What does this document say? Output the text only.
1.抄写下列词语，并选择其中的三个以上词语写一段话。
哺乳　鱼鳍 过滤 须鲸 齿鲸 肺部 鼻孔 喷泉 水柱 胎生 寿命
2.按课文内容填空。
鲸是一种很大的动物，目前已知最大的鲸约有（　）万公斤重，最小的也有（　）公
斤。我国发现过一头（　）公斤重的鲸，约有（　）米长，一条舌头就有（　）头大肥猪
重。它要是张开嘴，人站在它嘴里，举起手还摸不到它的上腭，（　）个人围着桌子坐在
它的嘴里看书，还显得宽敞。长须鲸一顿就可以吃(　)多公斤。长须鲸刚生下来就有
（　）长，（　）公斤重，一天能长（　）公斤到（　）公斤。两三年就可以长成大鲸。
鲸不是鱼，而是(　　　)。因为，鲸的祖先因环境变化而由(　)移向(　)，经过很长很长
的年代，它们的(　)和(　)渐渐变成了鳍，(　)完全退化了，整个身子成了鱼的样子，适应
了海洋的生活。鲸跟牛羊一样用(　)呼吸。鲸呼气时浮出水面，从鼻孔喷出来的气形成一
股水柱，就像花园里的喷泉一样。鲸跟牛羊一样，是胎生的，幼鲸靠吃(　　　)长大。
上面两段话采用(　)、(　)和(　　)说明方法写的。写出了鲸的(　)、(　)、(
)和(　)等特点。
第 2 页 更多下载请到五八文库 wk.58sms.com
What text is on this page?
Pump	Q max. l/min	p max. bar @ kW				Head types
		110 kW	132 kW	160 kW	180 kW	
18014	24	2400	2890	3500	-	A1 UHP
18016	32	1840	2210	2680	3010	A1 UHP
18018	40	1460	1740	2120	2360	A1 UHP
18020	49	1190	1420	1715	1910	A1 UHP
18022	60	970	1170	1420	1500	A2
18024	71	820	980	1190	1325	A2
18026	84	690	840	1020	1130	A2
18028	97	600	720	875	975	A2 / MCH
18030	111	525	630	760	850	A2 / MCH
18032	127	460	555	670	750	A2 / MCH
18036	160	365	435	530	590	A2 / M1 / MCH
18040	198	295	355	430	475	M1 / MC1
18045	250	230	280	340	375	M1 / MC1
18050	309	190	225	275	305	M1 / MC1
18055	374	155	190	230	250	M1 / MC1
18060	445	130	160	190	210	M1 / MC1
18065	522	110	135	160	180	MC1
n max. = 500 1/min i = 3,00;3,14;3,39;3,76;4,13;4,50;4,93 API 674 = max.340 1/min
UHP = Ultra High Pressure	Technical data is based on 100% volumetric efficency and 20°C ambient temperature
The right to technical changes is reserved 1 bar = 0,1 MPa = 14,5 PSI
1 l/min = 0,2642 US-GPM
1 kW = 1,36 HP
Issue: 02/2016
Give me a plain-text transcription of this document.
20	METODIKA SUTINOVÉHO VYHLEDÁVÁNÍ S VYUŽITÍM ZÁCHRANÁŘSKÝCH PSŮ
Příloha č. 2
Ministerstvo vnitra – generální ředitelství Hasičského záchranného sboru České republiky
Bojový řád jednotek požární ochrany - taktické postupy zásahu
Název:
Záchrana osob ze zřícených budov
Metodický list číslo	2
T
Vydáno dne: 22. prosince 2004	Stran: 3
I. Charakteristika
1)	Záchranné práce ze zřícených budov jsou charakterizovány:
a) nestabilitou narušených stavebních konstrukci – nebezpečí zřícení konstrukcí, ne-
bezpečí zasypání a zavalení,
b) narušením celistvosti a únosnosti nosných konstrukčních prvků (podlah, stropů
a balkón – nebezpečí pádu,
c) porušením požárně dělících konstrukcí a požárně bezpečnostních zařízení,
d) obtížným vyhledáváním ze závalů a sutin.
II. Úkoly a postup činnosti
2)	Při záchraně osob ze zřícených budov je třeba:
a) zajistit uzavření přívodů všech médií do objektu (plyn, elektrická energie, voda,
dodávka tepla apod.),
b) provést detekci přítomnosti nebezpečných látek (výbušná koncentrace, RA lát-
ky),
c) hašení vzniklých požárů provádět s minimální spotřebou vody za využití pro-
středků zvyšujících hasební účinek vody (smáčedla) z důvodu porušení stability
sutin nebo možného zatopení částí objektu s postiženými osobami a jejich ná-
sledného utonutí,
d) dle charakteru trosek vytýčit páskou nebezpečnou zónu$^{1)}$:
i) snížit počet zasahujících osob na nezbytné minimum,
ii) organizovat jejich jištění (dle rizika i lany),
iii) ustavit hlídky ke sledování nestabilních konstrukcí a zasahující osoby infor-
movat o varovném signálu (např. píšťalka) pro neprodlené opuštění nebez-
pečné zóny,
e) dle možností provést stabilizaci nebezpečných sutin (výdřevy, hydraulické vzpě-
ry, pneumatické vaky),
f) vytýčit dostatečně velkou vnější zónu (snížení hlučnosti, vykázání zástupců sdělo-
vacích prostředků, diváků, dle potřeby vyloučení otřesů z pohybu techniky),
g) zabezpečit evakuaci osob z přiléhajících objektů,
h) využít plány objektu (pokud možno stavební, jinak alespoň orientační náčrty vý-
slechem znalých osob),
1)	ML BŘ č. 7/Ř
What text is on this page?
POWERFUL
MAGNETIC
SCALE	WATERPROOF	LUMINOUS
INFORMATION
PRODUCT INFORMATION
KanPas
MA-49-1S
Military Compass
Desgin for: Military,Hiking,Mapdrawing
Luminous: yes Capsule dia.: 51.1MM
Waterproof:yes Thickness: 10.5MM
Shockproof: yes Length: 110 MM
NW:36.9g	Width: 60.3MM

- _EXERCISE TASK_
Return every record, word for word.

- _THE RESPONSE_
What does this document say? Output the text only.
1.抄写下列词语，并选择其中的三个以上词语写一段话。
哺乳　鱼鳍 过滤 须鲸 齿鲸 肺部 鼻孔 喷泉 水柱 胎生 寿命
2.按课文内容填空。
鲸是一种很大的动物，目前已知最大的鲸约有（　）万公斤重，最小的也有（　）公
斤。我国发现过一头（　）公斤重的鲸，约有（　）米长，一条舌头就有（　）头大肥猪
重。它要是张开嘴，人站在它嘴里，举起手还摸不到它的上腭，（　）个人围着桌子坐在
它的嘴里看书，还显得宽敞。长须鲸一顿就可以吃(　)多公斤。长须鲸刚生下来就有
（　）长，（　）公斤重，一天能长（　）公斤到（　）公斤。两三年就可以长成大鲸。
鲸不是鱼，而是(　　　)。因为，鲸的祖先因环境变化而由(　)移向(　)，经过很长很长
的年代，它们的(　)和(　)渐渐变成了鳍，(　)完全退化了，整个身子成了鱼的样子，适应
了海洋的生活。鲸跟牛羊一样用(　)呼吸。鲸呼气时浮出水面，从鼻孔喷出来的气形成一
股水柱，就像花园里的喷泉一样。鲸跟牛羊一样，是胎生的，幼鲸靠吃(　　　)长大。
上面两段话采用(　)、(　)和(　　)说明方法写的。写出了鲸的(　)、(　)、(
)和(　)等特点。
第 2 页 更多下载请到五八文库 wk.58sms.com
What text is on this page?
Pump	Q max. l/min	p max. bar @ kW				Head types
		110 kW	132 kW	160 kW	180 kW	
18014	24	2400	2890	3500	-	A1 UHP
18016	32	1840	2210	2680	3010	A1 UHP
18018	40	1460	1740	2120	2360	A1 UHP
18020	49	1190	1420	1715	1910	A1 UHP
18022	60	970	1170	1420	1500	A2
18024	71	820	980	1190	1325	A2
18026	84	690	840	1020	1130	A2
18028	97	600	720	875	975	A2 / MCH
18030	111	525	630	760	850	A2 / MCH
18032	127	460	555	670	750	A2 / MCH
18036	160	365	435	530	590	A2 / M1 / MCH
18040	198	295	355	430	475	M1 / MC1
18045	250	230	280	340	375	M1 / MC1
18050	309	190	225	275	305	M1 / MC1
18055	374	155	190	230	250	M1 / MC1
18060	445	130	160	190	210	M1 / MC1
18065	522	110	135	160	180	MC1
n max. = 500 1/min i = 3,00;3,14;3,39;3,76;4,13;4,50;4,93 API 674 = max.340 1/min
UHP = Ultra High Pressure	Technical data is based on 100% volumetric efficency and 20°C ambient temperature
The right to technical changes is reserved 1 bar = 0,1 MPa = 14,5 PSI
1 l/min = 0,2642 US-GPM
1 kW = 1,36 HP
Issue: 02/2016
Give me a plain-text transcription of this document.
20	METODIKA SUTINOVÉHO VYHLEDÁVÁNÍ S VYUŽITÍM ZÁCHRANÁŘSKÝCH PSŮ
Příloha č. 2
Ministerstvo vnitra – generální ředitelství Hasičského záchranného sboru České republiky
Bojový řád jednotek požární ochrany - taktické postupy zásahu
Název:
Záchrana osob ze zřícených budov
Metodický list číslo	2
T
Vydáno dne: 22. prosince 2004	Stran: 3
I. Charakteristika
1)	Záchranné práce ze zřícených budov jsou charakterizovány:
a) nestabilitou narušených stavebních konstrukci – nebezpečí zřícení konstrukcí, ne-
bezpečí zasypání a zavalení,
b) narušením celistvosti a únosnosti nosných konstrukčních prvků (podlah, stropů
a balkón – nebezpečí pádu,
c) porušením požárně dělících konstrukcí a požárně bezpečnostních zařízení,
d) obtížným vyhledáváním ze závalů a sutin.
II. Úkoly a postup činnosti
2)	Při záchraně osob ze zřícených budov je třeba:
a) zajistit uzavření přívodů všech médií do objektu (plyn, elektrická energie, voda,
dodávka tepla apod.),
b) provést detekci přítomnosti nebezpečných látek (výbušná koncentrace, RA lát-
ky),
c) hašení vzniklých požárů provádět s minimální spotřebou vody za využití pro-
středků zvyšujících hasební účinek vody (smáčedla) z důvodu porušení stability
sutin nebo možného zatopení částí objektu s postiženými osobami a jejich ná-
sledného utonutí,
d) dle charakteru trosek vytýčit páskou nebezpečnou zónu$^{1)}$:
i) snížit počet zasahujících osob na nezbytné minimum,
ii) organizovat jejich jištění (dle rizika i lany),
iii) ustavit hlídky ke sledování nestabilních konstrukcí a zasahující osoby infor-
movat o varovném signálu (např. píšťalka) pro neprodlené opuštění nebez-
pečné zóny,
e) dle možností provést stabilizaci nebezpečných sutin (výdřevy, hydraulické vzpě-
ry, pneumatické vaky),
f) vytýčit dostatečně velkou vnější zónu (snížení hlučnosti, vykázání zástupců sdělo-
vacích prostředků, diváků, dle potřeby vyloučení otřesů z pohybu techniky),
g) zabezpečit evakuaci osob z přiléhajících objektů,
h) využít plány objektu (pokud možno stavební, jinak alespoň orientační náčrty vý-
slechem znalých osob),
1)	ML BŘ č. 7/Ř
What text is on this page?
POWERFUL
MAGNETIC
SCALE	WATERPROOF	LUMINOUS
INFORMATION
PRODUCT INFORMATION
KanPas
MA-49-1S
Military Compass
Desgin for: Military,Hiking,Mapdrawing
Luminous: yes Capsule dia.: 51.1MM
Waterproof:yes Thickness: 10.5MM
Shockproof: yes Length: 110 MM
NW:36.9g	Width: 60.3MM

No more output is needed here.